### Task directions:
Find the lines holding "screenshot" and copy them.

--- --- ---

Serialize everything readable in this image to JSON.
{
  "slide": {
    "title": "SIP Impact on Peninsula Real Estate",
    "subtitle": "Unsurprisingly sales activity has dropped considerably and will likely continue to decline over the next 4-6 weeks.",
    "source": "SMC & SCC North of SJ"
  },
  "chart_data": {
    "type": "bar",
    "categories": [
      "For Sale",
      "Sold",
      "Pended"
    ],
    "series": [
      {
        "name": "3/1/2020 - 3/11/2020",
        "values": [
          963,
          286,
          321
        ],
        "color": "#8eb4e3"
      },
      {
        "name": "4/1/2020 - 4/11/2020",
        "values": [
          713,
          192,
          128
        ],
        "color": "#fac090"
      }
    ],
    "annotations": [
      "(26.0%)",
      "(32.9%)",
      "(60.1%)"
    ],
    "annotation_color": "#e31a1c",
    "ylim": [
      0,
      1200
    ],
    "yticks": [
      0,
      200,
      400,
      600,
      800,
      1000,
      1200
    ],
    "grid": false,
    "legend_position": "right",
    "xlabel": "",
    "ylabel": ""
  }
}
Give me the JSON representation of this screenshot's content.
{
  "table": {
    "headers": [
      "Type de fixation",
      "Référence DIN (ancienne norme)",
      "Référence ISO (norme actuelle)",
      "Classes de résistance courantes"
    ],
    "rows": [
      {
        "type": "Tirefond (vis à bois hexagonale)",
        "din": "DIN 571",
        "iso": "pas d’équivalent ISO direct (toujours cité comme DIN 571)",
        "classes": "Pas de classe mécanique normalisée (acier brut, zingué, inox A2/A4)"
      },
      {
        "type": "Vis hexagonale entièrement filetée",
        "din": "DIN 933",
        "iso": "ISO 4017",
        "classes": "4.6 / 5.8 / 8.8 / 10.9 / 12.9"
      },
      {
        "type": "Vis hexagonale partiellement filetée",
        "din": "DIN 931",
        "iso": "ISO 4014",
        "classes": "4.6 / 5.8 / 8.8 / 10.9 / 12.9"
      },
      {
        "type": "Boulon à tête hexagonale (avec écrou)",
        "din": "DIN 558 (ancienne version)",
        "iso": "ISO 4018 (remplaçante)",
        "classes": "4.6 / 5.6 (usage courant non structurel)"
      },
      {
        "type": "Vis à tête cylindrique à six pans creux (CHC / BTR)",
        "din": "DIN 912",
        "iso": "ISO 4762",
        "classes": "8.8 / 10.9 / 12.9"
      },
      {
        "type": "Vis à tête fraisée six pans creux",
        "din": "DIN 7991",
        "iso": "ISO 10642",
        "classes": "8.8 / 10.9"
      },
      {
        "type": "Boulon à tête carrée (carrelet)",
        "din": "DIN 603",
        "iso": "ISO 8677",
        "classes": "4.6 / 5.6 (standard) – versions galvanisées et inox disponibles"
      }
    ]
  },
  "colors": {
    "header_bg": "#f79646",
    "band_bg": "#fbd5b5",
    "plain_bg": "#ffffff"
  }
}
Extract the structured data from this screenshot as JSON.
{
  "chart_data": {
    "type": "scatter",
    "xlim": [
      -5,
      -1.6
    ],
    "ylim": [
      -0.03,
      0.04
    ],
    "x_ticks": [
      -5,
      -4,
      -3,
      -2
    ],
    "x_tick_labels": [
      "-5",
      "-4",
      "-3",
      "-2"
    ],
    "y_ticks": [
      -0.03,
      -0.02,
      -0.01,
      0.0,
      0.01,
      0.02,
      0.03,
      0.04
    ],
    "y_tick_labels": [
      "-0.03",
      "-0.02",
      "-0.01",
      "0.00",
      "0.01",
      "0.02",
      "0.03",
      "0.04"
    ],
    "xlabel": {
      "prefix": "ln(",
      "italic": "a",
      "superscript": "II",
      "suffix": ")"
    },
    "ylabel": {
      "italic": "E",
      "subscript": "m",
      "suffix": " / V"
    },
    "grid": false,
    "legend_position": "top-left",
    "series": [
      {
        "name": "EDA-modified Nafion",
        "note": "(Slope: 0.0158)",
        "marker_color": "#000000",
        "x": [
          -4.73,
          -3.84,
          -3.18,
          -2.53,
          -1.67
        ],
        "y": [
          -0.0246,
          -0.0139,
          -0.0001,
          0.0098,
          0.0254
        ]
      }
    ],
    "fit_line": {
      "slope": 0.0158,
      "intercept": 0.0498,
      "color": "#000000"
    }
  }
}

--- --- ---

### Solution:
Give me the JSON representation of this screenshot's content.
Extract the structured data from this screenshot as JSON.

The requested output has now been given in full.